Repeat all of the material exactly as given.
>>>>
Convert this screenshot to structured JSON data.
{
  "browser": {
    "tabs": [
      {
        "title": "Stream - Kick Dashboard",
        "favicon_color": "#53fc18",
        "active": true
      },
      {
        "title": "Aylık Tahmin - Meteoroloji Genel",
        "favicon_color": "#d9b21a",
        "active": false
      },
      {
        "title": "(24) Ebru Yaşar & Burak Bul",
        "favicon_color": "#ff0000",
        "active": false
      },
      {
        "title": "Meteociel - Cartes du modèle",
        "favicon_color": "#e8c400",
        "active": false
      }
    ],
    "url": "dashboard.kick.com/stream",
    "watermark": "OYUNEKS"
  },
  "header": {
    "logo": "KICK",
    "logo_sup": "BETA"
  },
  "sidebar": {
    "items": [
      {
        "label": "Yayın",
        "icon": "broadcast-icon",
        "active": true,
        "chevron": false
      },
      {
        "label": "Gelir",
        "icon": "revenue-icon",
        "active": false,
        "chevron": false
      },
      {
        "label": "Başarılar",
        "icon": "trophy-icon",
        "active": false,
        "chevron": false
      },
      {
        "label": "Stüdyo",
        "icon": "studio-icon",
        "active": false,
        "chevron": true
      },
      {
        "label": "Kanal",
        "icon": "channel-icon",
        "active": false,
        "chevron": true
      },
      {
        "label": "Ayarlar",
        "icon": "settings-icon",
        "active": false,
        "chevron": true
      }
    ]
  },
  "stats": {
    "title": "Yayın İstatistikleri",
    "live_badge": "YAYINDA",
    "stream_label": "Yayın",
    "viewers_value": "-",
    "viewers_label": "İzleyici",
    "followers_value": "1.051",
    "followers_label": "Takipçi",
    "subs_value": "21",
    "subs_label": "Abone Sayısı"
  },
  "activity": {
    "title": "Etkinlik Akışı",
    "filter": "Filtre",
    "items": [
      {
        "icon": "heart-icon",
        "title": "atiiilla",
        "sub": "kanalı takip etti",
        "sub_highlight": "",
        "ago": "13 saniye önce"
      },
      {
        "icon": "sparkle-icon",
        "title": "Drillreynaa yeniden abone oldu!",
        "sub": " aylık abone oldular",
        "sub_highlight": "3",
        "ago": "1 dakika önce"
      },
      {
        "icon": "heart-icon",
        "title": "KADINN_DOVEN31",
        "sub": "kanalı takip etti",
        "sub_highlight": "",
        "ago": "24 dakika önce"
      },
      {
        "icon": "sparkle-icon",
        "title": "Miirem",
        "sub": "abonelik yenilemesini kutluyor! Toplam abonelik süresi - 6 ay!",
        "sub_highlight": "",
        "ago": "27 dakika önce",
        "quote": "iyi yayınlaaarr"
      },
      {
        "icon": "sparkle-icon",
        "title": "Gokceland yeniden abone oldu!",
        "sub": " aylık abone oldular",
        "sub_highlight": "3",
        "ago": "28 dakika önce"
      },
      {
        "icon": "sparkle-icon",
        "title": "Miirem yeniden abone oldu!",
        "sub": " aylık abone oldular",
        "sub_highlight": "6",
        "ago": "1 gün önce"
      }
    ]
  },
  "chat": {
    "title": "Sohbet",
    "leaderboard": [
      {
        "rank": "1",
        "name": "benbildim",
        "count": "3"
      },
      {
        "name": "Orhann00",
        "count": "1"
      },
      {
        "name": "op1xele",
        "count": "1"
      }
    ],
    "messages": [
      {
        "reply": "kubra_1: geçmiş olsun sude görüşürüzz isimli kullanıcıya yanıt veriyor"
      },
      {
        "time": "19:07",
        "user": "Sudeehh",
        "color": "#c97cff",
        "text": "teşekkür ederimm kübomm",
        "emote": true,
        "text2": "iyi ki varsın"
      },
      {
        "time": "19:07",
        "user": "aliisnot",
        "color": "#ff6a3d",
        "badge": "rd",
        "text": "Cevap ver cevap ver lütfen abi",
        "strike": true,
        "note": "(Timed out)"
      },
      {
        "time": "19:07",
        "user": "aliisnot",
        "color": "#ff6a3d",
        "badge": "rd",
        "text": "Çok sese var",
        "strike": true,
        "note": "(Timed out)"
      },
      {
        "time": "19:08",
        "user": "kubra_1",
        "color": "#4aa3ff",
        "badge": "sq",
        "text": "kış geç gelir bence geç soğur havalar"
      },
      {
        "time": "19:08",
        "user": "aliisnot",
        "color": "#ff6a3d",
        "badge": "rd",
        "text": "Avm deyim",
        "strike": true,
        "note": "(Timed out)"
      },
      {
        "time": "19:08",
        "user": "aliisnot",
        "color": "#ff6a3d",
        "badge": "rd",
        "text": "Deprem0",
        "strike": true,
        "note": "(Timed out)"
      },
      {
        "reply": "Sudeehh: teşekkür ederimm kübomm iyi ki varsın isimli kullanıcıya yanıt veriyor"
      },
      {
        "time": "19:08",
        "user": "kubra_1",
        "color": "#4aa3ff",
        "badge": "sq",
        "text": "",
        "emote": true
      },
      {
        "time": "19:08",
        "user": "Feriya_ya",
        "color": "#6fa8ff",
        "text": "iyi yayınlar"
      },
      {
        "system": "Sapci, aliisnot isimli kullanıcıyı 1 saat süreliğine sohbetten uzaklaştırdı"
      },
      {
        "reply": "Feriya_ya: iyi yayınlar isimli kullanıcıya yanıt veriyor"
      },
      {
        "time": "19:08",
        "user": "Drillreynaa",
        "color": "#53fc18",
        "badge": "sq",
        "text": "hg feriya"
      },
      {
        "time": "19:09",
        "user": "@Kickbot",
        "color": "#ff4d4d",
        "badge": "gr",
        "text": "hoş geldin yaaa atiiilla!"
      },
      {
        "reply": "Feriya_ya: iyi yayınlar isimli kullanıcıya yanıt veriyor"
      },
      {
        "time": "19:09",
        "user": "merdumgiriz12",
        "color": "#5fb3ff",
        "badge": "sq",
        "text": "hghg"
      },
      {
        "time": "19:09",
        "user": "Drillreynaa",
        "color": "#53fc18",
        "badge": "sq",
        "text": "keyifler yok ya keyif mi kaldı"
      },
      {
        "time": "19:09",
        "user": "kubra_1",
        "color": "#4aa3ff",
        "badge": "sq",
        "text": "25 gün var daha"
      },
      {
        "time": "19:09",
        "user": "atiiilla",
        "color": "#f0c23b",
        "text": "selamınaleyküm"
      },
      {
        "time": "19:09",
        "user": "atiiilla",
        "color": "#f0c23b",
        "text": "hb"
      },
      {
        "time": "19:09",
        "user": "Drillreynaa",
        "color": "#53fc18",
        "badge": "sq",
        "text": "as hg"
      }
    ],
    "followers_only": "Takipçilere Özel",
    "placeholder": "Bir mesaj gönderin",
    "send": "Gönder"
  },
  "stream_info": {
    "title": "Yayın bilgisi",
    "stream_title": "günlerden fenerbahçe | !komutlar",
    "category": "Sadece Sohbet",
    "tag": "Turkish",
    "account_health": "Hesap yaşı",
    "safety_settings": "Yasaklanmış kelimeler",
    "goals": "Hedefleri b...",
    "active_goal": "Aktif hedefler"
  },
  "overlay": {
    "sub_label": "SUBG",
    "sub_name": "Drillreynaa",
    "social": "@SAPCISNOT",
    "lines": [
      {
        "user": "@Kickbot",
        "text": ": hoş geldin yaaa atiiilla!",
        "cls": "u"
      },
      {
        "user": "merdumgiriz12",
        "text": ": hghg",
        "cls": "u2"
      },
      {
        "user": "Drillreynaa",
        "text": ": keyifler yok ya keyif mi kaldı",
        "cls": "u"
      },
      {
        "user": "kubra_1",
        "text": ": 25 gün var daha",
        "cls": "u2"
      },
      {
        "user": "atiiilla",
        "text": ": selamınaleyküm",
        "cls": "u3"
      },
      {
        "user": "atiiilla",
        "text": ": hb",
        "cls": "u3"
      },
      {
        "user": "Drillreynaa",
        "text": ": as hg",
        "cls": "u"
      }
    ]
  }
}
<<<<
* [COMPLETE ANSWER]
Convert this screenshot to structured JSON data.
{
  "browser": {
    "tabs": [
      {
        "title": "Stream - Kick Dashboard",
        "favicon_color": "#53fc18",
        "active": true
      },
      {
        "title": "Aylık Tahmin - Meteoroloji Genel",
        "favicon_color": "#d9b21a",
        "active": false
      },
      {
        "title": "(24) Ebru Yaşar & Burak Bul",
        "favicon_color": "#ff0000",
        "active": false
      },
      {
        "title": "Meteociel - Cartes du modèle",
        "favicon_color": "#e8c400",
        "active": false
      }
    ],
    "url": "dashboard.kick.com/stream",
    "watermark": "OYUNEKS"
  },
  "header": {
    "logo": "KICK",
    "logo_sup": "BETA"
  },
  "sidebar": {
    "items": [
      {
        "label": "Yayın",
        "icon": "broadcast-icon",
        "active": true,
        "chevron": false
      },
      {
        "label": "Gelir",
        "icon": "revenue-icon",
        "active": false,
        "chevron": false
      },
      {
        "label": "Başarılar",
        "icon": "trophy-icon",
        "active": false,
        "chevron": false
      },
      {
        "label": "Stüdyo",
        "icon": "studio-icon",
        "active": false,
        "chevron": true
      },
      {
        "label": "Kanal",
        "icon": "channel-icon",
        "active": false,
        "chevron": true
      },
      {
        "label": "Ayarlar",
        "icon": "settings-icon",
        "active": false,
        "chevron": true
      }
    ]
  },
  "stats": {
    "title": "Yayın İstatistikleri",
    "live_badge": "YAYINDA",
    "stream_label": "Yayın",
    "viewers_value": "-",
    "viewers_label": "İzleyici",
    "followers_value": "1.051",
    "followers_label": "Takipçi",
    "subs_value": "21",
    "subs_label": "Abone Sayısı"
  },
  "activity": {
    "title": "Etkinlik Akışı",
    "filter": "Filtre",
    "items": [
      {
        "icon": "heart-icon",
        "title": "atiiilla",
        "sub": "kanalı takip etti",
        "sub_highlight": "",
        "ago": "13 saniye önce"
      },
      {
        "icon": "sparkle-icon",
        "title": "Drillreynaa yeniden abone oldu!",
        "sub": " aylık abone oldular",
        "sub_highlight": "3",
        "ago": "1 dakika önce"
      },
      {
        "icon": "heart-icon",
        "title": "KADINN_DOVEN31",
        "sub": "kanalı takip etti",
        "sub_highlight": "",
        "ago": "24 dakika önce"
      },
      {
        "icon": "sparkle-icon",
        "title": "Miirem",
        "sub": "abonelik yenilemesini kutluyor! Toplam abonelik süresi - 6 ay!",
        "sub_highlight": "",
        "ago": "27 dakika önce",
        "quote": "iyi yayınlaaarr"
      },
      {
        "icon": "sparkle-icon",
        "title": "Gokceland yeniden abone oldu!",
        "sub": " aylık abone oldular",
        "sub_highlight": "3",
        "ago": "28 dakika önce"
      },
      {
        "icon": "sparkle-icon",
        "title": "Miirem yeniden abone oldu!",
        "sub": " aylık abone oldular",
        "sub_highlight": "6",
        "ago": "1 gün önce"
      }
    ]
  },
  "chat": {
    "title": "Sohbet",
    "leaderboard": [
      {
        "rank": "1",
        "name": "benbildim",
        "count": "3"
      },
      {
        "name": "Orhann00",
        "count": "1"
      },
      {
        "name": "op1xele",
        "count": "1"
      }
    ],
    "messages": [
      {
        "reply": "kubra_1: geçmiş olsun sude görüşürüzz isimli kullanıcıya yanıt veriyor"
      },
      {
        "time": "19:07",
        "user": "Sudeehh",
        "color": "#c97cff",
        "text": "teşekkür ederimm kübomm",
        "emote": true,
        "text2": "iyi ki varsın"
      },
      {
        "time": "19:07",
        "user": "aliisnot",
        "color": "#ff6a3d",
        "badge": "rd",
        "text": "Cevap ver cevap ver lütfen abi",
        "strike": true,
        "note": "(Timed out)"
      },
      {
        "time": "19:07",
        "user": "aliisnot",
        "color": "#ff6a3d",
        "badge": "rd",
        "text": "Çok sese var",
        "strike": true,
        "note": "(Timed out)"
      },
      {
        "time": "19:08",
        "user": "kubra_1",
        "color": "#4aa3ff",
        "badge": "sq",
        "text": "kış geç gelir bence geç soğur havalar"
      },
      {
        "time": "19:08",
        "user": "aliisnot",
        "color": "#ff6a3d",
        "badge": "rd",
        "text": "Avm deyim",
        "strike": true,
        "note": "(Timed out)"
      },
      {
        "time": "19:08",
        "user": "aliisnot",
        "color": "#ff6a3d",
        "badge": "rd",
        "text": "Deprem0",
        "strike": true,
        "note": "(Timed out)"
      },
      {
        "reply": "Sudeehh: teşekkür ederimm kübomm iyi ki varsın isimli kullanıcıya yanıt veriyor"
      },
      {
        "time": "19:08",
        "user": "kubra_1",
        "color": "#4aa3ff",
        "badge": "sq",
        "text": "",
        "emote": true
      },
      {
        "time": "19:08",
        "user": "Feriya_ya",
        "color": "#6fa8ff",
        "text": "iyi yayınlar"
      },
      {
        "system": "Sapci, aliisnot isimli kullanıcıyı 1 saat süreliğine sohbetten uzaklaştırdı"
      },
      {
        "reply": "Feriya_ya: iyi yayınlar isimli kullanıcıya yanıt veriyor"
      },
      {
        "time": "19:08",
        "user": "Drillreynaa",
        "color": "#53fc18",
        "badge": "sq",
        "text": "hg feriya"
      },
      {
        "time": "19:09",
        "user": "@Kickbot",
        "color": "#ff4d4d",
        "badge": "gr",
        "text": "hoş geldin yaaa atiiilla!"
      },
      {
        "reply": "Feriya_ya: iyi yayınlar isimli kullanıcıya yanıt veriyor"
      },
      {
        "time": "19:09",
        "user": "merdumgiriz12",
        "color": "#5fb3ff",
        "badge": "sq",
        "text": "hghg"
      },
      {
        "time": "19:09",
        "user": "Drillreynaa",
        "color": "#53fc18",
        "badge": "sq",
        "text": "keyifler yok ya keyif mi kaldı"
      },
      {
        "time": "19:09",
        "user": "kubra_1",
        "color": "#4aa3ff",
        "badge": "sq",
        "text": "25 gün var daha"
      },
      {
        "time": "19:09",
        "user": "atiiilla",
        "color": "#f0c23b",
        "text": "selamınaleyküm"
      },
      {
        "time": "19:09",
        "user": "atiiilla",
        "color": "#f0c23b",
        "text": "hb"
      },
      {
        "time": "19:09",
        "user": "Drillreynaa",
        "color": "#53fc18",
        "badge": "sq",
        "text": "as hg"
      }
    ],
    "followers_only": "Takipçilere Özel",
    "placeholder": "Bir mesaj gönderin",
    "send": "Gönder"
  },
  "stream_info": {
    "title": "Yayın bilgisi",
    "stream_title": "günlerden fenerbahçe | !komutlar",
    "category": "Sadece Sohbet",
    "tag": "Turkish",
    "account_health": "Hesap yaşı",
    "safety_settings": "Yasaklanmış kelimeler",
    "goals": "Hedefleri b...",
    "active_goal": "Aktif hedefler"
  },
  "overlay": {
    "sub_label": "SUBG",
    "sub_name": "Drillreynaa",
    "social": "@SAPCISNOT",
    "lines": [
      {
        "user": "@Kickbot",
        "text": ": hoş geldin yaaa atiiilla!",
        "cls": "u"
      },
      {
        "user": "merdumgiriz12",
        "text": ": hghg",
        "cls": "u2"
      },
      {
        "user": "Drillreynaa",
        "text": ": keyifler yok ya keyif mi kaldı",
        "cls": "u"
      },
      {
        "user": "kubra_1",
        "text": ": 25 gün var daha",
        "cls": "u2"
      },
      {
        "user": "atiiilla",
        "text": ": selamınaleyküm",
        "cls": "u3"
      },
      {
        "user": "atiiilla",
        "text": ": hb",
        "cls": "u3"
      },
      {
        "user": "Drillreynaa",
        "text": ": as hg",
        "cls": "u"
      }
    ]
  }
}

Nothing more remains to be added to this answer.